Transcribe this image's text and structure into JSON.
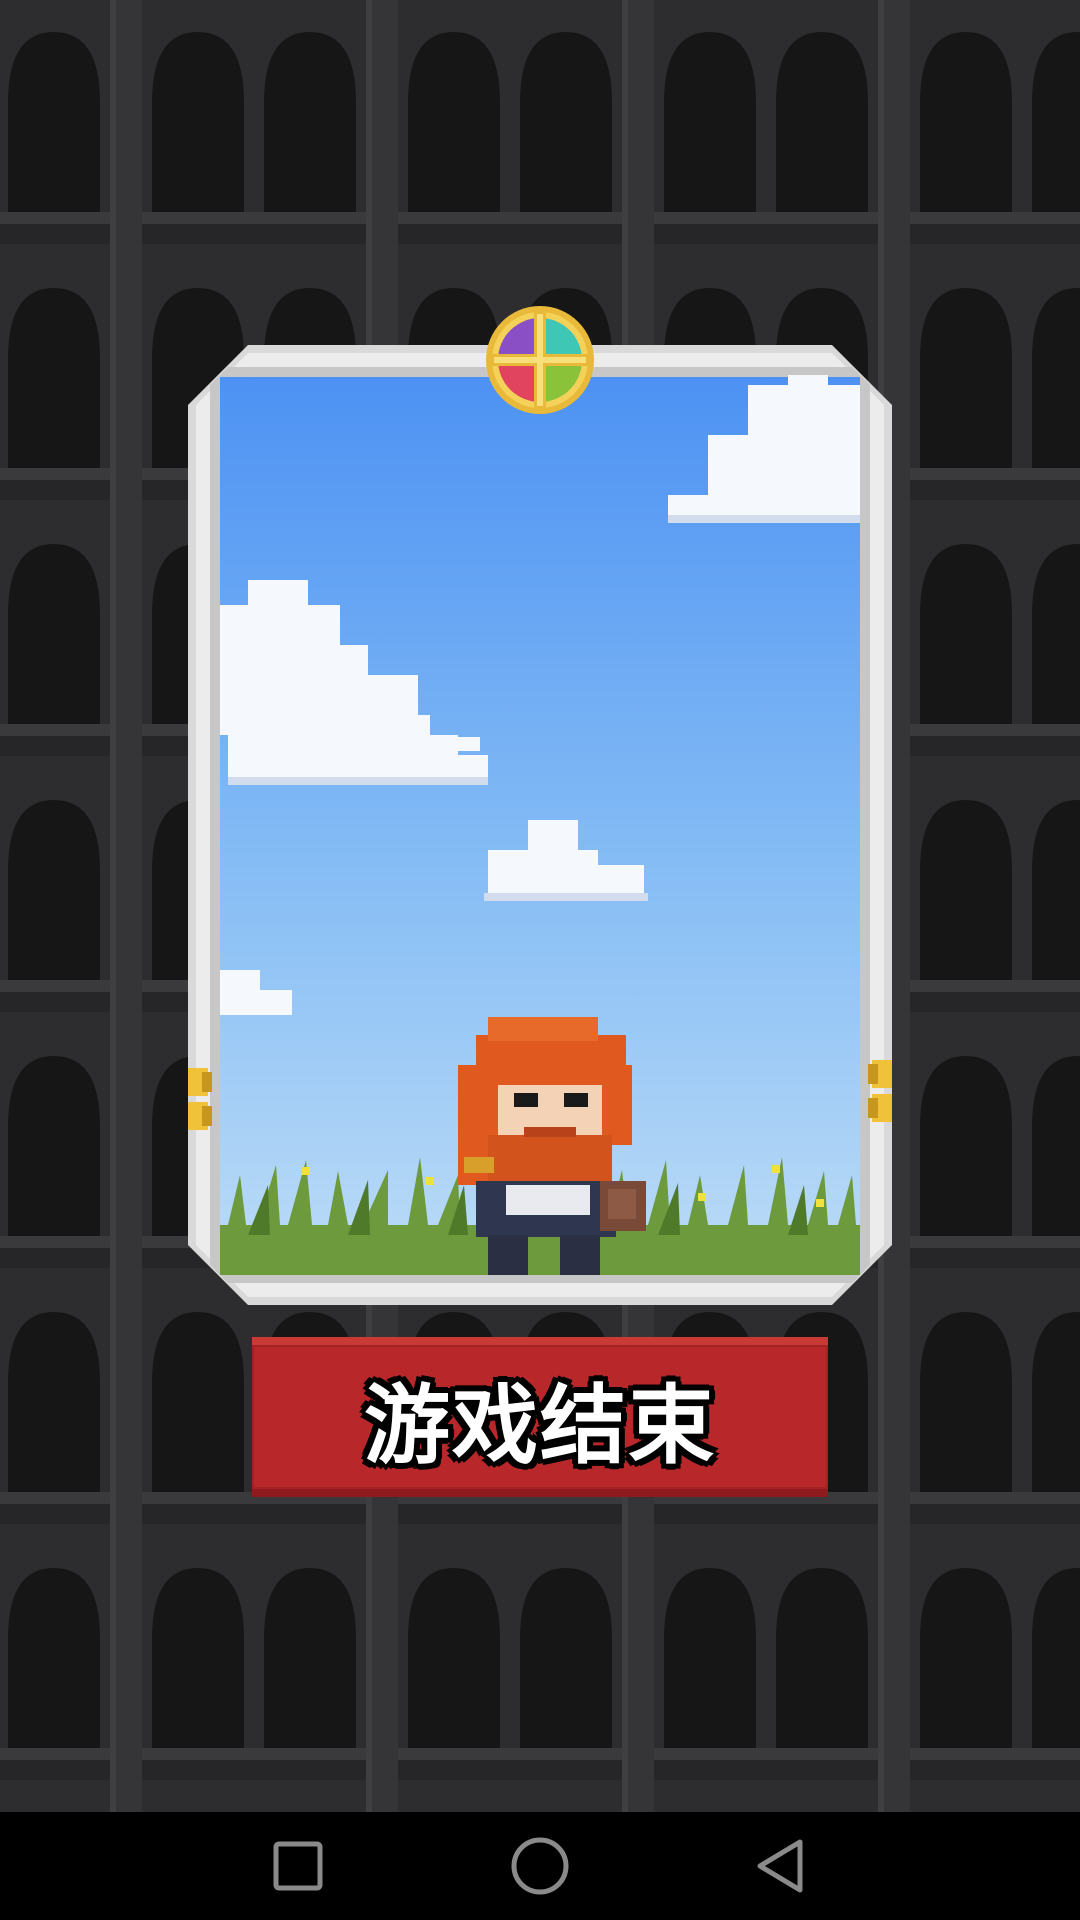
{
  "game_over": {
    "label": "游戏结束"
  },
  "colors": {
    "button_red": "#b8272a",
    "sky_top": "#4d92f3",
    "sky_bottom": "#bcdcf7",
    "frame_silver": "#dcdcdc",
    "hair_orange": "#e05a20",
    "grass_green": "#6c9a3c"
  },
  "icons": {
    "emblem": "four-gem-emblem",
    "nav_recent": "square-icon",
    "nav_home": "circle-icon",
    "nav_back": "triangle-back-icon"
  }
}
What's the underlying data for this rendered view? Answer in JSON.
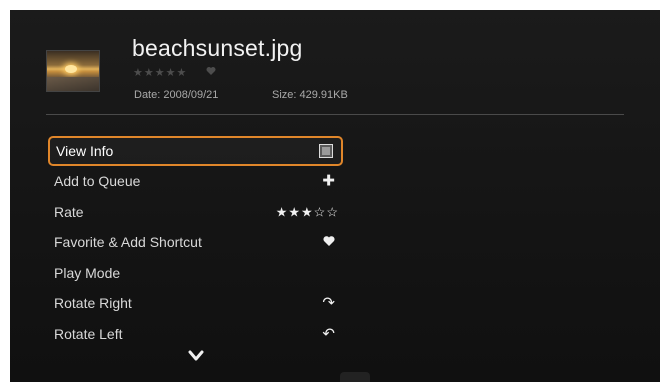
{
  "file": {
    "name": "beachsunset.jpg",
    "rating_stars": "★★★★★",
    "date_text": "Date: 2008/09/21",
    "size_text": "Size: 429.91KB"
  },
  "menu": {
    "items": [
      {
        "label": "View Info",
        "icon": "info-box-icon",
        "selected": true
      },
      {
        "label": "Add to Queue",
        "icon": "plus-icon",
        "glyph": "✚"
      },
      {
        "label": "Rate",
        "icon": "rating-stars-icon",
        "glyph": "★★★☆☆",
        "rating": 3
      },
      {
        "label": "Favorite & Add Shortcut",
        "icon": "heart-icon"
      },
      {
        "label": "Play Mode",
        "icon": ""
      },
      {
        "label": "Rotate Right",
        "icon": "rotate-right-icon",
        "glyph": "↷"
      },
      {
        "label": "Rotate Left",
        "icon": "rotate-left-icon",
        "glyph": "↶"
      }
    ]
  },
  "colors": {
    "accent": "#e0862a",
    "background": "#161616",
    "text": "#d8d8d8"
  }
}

----------------------------------------

**Directions for this task:** Copy the entries above faithfully and omit every image.

**Answer to the exercise:**
Transcribe this image's text and structure into JSON.
{
  "game_over": {
    "label": "游戏结束"
  },
  "colors": {
    "button_red": "#b8272a",
    "sky_top": "#4d92f3",
    "sky_bottom": "#bcdcf7",
    "frame_silver": "#dcdcdc",
    "hair_orange": "#e05a20",
    "grass_green": "#6c9a3c"
  },
  "icons": {
    "emblem": "four-gem-emblem",
    "nav_recent": "square-icon",
    "nav_home": "circle-icon",
    "nav_back": "triangle-back-icon"
  }
}
What's the underlying data for this rendered view? Answer in JSON.
{
  "file": {
    "name": "beachsunset.jpg",
    "rating_stars": "★★★★★",
    "date_text": "Date: 2008/09/21",
    "size_text": "Size: 429.91KB"
  },
  "menu": {
    "items": [
      {
        "label": "View Info",
        "icon": "info-box-icon",
        "selected": true
      },
      {
        "label": "Add to Queue",
        "icon": "plus-icon",
        "glyph": "✚"
      },
      {
        "label": "Rate",
        "icon": "rating-stars-icon",
        "glyph": "★★★☆☆",
        "rating": 3
      },
      {
        "label": "Favorite & Add Shortcut",
        "icon": "heart-icon"
      },
      {
        "label": "Play Mode",
        "icon": ""
      },
      {
        "label": "Rotate Right",
        "icon": "rotate-right-icon",
        "glyph": "↷"
      },
      {
        "label": "Rotate Left",
        "icon": "rotate-left-icon",
        "glyph": "↶"
      }
    ]
  },
  "colors": {
    "accent": "#e0862a",
    "background": "#161616",
    "text": "#d8d8d8"
  }
}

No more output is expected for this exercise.